--- START Input for this task ---

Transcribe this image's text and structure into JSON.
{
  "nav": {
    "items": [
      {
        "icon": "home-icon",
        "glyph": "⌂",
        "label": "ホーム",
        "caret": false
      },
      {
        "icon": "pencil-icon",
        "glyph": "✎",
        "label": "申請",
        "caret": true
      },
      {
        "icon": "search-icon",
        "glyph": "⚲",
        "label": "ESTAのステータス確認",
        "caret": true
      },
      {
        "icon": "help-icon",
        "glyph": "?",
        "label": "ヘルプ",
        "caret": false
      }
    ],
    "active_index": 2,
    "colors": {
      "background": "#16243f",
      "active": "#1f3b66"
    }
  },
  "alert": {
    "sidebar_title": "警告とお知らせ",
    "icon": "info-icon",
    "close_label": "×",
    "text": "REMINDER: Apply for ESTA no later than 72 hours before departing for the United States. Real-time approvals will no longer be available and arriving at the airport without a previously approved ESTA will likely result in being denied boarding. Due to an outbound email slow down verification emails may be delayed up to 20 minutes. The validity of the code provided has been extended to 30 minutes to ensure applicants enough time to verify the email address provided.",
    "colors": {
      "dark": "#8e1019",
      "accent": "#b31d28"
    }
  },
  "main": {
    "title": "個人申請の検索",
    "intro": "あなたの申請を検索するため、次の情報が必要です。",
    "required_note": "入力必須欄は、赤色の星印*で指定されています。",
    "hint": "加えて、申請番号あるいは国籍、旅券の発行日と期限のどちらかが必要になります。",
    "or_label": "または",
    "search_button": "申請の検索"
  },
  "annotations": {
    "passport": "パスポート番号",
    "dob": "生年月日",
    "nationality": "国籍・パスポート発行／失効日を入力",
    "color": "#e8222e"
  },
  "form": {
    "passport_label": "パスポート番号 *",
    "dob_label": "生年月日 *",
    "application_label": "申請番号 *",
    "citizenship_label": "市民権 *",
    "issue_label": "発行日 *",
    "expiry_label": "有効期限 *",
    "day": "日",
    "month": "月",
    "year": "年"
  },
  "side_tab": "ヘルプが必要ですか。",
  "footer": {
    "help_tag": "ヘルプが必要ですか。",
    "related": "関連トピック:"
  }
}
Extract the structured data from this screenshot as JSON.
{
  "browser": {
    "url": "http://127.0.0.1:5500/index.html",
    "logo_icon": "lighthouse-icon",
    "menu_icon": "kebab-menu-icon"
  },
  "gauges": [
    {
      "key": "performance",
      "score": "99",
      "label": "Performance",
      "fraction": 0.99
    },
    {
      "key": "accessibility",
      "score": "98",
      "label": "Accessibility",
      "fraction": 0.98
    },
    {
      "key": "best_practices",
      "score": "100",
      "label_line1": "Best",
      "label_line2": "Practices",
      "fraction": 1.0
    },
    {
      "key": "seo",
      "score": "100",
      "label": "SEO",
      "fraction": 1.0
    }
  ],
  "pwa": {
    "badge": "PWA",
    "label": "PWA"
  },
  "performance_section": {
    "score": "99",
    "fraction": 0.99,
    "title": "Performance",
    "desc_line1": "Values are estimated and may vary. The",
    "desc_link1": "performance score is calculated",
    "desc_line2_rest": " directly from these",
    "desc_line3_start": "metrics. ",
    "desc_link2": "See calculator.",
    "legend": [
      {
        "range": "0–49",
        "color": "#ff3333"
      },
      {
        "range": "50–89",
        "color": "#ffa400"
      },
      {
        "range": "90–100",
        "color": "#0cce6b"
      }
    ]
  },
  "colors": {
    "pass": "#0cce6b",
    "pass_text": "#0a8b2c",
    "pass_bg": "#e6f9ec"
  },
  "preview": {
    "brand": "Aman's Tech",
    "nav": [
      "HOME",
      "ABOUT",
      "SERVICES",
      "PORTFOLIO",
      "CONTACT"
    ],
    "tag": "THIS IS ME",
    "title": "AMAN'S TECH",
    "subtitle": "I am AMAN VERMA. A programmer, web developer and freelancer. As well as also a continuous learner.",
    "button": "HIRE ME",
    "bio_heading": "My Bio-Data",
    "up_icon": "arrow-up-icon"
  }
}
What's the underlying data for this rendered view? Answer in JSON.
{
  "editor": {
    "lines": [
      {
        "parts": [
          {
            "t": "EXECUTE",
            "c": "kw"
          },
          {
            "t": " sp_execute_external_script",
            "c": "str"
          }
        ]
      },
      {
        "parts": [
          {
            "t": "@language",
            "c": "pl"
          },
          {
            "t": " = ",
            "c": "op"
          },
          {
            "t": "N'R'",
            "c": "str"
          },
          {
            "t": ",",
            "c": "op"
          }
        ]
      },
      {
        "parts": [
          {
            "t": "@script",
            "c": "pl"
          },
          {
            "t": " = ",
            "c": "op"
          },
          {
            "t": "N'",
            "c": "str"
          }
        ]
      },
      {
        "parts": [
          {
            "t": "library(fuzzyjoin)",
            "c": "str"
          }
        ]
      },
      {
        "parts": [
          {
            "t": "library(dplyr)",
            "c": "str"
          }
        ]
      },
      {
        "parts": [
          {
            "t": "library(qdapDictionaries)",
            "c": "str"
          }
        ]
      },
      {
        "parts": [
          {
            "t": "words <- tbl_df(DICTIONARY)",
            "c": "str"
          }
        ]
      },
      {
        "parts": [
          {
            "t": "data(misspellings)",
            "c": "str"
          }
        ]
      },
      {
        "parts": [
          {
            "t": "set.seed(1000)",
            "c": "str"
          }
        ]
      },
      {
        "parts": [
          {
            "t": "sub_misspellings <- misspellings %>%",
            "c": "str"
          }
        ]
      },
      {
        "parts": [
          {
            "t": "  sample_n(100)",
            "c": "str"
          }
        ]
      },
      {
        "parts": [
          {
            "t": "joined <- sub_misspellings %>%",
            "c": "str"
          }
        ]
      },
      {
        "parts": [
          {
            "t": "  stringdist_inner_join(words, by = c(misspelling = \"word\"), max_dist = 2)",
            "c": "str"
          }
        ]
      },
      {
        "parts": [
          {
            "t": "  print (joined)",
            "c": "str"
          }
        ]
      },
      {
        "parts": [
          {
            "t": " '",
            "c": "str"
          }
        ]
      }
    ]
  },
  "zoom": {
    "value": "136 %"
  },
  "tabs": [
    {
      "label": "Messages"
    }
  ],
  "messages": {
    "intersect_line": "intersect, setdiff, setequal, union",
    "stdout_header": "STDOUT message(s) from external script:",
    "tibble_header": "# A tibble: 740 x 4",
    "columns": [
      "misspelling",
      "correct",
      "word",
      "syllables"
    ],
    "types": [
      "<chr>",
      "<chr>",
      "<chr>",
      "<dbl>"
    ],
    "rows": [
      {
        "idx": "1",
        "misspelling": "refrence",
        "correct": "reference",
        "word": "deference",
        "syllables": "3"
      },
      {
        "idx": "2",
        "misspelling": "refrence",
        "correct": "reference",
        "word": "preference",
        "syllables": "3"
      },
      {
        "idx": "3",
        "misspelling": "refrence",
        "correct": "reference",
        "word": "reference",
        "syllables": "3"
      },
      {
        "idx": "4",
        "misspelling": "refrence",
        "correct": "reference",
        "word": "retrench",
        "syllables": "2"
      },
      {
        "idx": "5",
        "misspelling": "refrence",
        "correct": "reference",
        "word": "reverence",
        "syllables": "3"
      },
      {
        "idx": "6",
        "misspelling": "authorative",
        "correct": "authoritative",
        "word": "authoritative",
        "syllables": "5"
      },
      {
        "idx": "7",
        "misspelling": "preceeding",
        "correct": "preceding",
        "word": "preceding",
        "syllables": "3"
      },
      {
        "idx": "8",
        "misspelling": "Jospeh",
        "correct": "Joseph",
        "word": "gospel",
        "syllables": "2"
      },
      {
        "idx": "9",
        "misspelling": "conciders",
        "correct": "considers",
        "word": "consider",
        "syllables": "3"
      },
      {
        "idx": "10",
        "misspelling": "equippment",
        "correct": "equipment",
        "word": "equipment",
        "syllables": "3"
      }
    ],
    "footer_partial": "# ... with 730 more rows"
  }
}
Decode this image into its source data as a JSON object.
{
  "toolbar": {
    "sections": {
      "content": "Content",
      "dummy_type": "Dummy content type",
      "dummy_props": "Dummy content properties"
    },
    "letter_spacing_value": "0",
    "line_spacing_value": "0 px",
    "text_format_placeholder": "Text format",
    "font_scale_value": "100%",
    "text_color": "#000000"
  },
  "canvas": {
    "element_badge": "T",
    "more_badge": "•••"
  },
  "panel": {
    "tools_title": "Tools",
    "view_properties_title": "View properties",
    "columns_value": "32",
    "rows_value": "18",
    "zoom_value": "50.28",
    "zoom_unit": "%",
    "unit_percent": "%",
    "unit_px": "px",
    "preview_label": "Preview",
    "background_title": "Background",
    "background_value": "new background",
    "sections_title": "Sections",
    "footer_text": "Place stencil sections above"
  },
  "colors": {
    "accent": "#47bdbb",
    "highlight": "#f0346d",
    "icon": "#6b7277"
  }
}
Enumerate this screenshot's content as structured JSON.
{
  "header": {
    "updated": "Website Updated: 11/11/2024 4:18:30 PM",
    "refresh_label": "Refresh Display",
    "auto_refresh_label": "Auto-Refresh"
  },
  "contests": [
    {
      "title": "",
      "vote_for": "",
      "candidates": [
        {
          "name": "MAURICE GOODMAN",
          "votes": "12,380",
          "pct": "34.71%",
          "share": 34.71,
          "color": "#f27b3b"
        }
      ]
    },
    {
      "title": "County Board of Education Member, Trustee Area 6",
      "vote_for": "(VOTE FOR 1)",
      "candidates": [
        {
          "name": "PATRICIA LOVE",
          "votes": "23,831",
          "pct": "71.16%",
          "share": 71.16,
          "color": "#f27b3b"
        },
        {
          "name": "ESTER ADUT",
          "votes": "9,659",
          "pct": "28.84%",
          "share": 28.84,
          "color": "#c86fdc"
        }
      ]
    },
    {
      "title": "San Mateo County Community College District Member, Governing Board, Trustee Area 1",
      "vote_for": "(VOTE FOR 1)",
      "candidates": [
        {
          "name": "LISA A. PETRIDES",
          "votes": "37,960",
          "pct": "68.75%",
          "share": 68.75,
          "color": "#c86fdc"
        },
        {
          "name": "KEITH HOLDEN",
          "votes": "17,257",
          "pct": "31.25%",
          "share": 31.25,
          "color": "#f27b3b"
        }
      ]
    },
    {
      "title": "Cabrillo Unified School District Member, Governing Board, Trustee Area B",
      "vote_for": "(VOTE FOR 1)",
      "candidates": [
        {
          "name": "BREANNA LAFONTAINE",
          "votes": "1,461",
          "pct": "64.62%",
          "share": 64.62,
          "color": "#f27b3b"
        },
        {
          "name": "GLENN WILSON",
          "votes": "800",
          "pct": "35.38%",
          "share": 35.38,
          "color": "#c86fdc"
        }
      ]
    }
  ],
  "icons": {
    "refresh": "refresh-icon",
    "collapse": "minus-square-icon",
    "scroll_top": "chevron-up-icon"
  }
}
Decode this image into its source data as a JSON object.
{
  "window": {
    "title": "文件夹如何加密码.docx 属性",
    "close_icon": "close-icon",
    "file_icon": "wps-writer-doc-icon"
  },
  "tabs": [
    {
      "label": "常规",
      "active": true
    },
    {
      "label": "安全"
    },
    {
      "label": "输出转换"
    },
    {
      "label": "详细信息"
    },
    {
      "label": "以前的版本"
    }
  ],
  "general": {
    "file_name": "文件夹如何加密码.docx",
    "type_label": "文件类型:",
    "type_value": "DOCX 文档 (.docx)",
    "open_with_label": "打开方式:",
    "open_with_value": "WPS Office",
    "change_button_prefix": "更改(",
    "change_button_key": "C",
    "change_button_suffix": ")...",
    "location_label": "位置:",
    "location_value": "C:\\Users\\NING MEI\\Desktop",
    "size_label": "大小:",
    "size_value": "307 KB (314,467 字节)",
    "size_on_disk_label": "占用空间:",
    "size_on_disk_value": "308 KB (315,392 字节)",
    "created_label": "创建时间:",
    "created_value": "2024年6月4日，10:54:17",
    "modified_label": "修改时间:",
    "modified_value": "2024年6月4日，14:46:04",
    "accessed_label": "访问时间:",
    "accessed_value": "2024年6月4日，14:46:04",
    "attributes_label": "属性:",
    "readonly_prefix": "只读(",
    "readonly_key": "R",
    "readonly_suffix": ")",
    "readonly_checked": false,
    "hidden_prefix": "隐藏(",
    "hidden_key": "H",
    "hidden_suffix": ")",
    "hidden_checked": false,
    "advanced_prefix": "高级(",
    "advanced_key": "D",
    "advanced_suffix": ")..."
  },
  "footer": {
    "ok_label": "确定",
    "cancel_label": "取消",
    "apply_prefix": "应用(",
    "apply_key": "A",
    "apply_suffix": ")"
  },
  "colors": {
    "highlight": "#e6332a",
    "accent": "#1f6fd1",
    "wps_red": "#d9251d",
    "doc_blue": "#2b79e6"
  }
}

--- END Input for this task ---

▸ Stated exercise:
Show the lines of the records that contain the word "District".

▸ Result:
      "title": "San Mateo County Community College District Member, Governing Board, Trustee Area 1",
      "title": "Cabrillo Unified School District Member, Governing Board, Trustee Area B",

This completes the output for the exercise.